[Chart and figure data]
+++

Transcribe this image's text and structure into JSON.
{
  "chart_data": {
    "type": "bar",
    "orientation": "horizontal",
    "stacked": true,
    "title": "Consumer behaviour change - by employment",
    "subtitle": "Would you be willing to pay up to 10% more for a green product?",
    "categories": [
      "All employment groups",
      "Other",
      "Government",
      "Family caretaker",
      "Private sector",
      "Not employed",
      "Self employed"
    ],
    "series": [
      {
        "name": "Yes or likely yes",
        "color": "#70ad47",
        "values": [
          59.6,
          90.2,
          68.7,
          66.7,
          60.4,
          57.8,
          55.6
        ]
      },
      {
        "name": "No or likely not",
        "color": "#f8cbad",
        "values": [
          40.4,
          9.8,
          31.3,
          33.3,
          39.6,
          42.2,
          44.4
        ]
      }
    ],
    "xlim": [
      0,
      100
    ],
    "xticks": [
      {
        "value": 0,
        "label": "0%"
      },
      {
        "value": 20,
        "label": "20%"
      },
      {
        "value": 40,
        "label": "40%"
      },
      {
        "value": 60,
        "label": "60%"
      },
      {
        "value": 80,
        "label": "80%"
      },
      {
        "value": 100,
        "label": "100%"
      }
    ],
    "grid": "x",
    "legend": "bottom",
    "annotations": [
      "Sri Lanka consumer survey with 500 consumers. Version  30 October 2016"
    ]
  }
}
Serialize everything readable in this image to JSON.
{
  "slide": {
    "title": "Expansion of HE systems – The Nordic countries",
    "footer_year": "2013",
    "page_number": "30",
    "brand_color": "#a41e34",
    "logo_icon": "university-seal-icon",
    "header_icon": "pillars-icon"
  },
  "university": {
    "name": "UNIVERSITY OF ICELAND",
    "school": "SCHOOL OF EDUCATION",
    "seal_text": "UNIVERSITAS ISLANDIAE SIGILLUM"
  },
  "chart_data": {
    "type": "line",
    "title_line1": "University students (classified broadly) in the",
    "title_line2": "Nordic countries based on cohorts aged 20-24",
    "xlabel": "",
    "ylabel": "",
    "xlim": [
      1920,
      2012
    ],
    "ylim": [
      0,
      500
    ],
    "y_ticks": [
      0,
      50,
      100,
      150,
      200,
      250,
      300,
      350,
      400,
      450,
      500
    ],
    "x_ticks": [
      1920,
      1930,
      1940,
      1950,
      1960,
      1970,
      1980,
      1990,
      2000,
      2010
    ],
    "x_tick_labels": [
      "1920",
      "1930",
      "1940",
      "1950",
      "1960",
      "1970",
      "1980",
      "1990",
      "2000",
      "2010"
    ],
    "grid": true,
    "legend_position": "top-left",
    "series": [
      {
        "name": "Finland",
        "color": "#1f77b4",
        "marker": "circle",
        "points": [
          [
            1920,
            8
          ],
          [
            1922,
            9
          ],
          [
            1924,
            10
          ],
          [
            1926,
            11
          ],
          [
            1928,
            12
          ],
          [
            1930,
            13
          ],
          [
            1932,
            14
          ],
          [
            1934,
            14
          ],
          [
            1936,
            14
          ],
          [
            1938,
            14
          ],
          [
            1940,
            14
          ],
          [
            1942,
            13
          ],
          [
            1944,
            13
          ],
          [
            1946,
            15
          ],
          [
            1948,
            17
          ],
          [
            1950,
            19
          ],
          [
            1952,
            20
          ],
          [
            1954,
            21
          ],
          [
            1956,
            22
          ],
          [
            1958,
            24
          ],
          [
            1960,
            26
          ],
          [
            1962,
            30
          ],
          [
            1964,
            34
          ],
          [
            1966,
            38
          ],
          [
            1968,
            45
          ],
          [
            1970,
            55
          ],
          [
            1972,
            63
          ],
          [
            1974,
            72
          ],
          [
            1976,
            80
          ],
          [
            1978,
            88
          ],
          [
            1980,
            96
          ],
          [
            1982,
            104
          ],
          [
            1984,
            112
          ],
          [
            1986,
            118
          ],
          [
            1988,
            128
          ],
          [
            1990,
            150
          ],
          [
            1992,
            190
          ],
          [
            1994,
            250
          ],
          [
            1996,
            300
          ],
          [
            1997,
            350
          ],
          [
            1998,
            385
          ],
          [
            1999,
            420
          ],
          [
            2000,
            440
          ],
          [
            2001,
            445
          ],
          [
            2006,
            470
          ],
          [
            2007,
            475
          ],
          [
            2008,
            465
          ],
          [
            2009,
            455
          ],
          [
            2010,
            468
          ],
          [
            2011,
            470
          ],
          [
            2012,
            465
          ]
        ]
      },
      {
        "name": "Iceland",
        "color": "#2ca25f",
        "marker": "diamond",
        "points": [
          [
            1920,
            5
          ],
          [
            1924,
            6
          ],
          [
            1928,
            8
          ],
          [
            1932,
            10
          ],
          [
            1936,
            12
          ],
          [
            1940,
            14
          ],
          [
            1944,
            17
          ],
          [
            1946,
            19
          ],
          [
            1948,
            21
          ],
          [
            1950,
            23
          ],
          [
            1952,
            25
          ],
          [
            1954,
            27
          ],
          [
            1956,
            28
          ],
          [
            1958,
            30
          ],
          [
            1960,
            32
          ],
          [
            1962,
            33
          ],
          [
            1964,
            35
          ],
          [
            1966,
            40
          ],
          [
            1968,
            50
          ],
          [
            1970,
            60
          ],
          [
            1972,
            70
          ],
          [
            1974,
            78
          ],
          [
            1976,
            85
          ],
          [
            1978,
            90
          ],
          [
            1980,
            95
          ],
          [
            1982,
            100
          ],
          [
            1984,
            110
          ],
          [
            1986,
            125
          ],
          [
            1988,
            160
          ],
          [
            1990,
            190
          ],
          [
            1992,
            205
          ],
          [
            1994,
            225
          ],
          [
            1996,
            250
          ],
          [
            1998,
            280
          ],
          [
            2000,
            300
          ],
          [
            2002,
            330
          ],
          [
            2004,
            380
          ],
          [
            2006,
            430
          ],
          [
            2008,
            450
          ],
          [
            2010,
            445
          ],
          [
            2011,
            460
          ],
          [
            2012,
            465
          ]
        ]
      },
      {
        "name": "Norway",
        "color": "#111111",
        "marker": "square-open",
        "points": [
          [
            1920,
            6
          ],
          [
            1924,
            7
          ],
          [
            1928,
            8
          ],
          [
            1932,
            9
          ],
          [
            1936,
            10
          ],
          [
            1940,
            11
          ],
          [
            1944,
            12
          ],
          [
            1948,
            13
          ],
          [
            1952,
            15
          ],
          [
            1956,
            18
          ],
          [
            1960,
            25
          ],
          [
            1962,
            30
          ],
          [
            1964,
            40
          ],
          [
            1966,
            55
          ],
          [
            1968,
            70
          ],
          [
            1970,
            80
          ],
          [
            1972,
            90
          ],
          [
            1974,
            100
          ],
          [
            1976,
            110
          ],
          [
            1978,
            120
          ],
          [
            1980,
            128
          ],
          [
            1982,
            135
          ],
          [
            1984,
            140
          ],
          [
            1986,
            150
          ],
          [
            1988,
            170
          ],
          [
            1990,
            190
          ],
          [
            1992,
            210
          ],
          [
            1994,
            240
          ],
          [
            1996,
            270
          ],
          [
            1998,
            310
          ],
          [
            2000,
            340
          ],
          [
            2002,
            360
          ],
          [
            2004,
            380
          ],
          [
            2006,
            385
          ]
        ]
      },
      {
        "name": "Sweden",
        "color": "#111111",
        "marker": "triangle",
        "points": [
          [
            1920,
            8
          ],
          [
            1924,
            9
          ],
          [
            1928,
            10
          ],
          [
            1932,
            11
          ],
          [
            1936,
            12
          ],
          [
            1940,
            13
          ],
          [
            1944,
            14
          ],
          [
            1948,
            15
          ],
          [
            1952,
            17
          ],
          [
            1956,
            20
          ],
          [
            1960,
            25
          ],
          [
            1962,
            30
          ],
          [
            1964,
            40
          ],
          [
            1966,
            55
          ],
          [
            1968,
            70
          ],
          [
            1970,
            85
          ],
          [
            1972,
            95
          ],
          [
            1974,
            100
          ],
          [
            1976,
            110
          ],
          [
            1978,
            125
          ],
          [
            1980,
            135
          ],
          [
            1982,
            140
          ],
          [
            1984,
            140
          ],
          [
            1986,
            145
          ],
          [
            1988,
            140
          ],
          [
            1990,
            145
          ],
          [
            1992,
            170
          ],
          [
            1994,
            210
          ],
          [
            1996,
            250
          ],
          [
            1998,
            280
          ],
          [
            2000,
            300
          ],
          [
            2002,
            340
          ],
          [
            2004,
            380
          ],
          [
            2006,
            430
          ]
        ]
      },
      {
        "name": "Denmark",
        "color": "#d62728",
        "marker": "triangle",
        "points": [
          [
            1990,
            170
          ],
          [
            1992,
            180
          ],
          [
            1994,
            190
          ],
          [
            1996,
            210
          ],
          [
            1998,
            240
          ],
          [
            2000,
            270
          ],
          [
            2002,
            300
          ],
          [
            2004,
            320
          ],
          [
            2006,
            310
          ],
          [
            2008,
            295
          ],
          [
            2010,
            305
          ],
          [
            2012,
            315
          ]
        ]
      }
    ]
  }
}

+++

:: Task brief ::
Output nothing but the number of lines in the data containing the string "likely".

:: Result of the task ::
2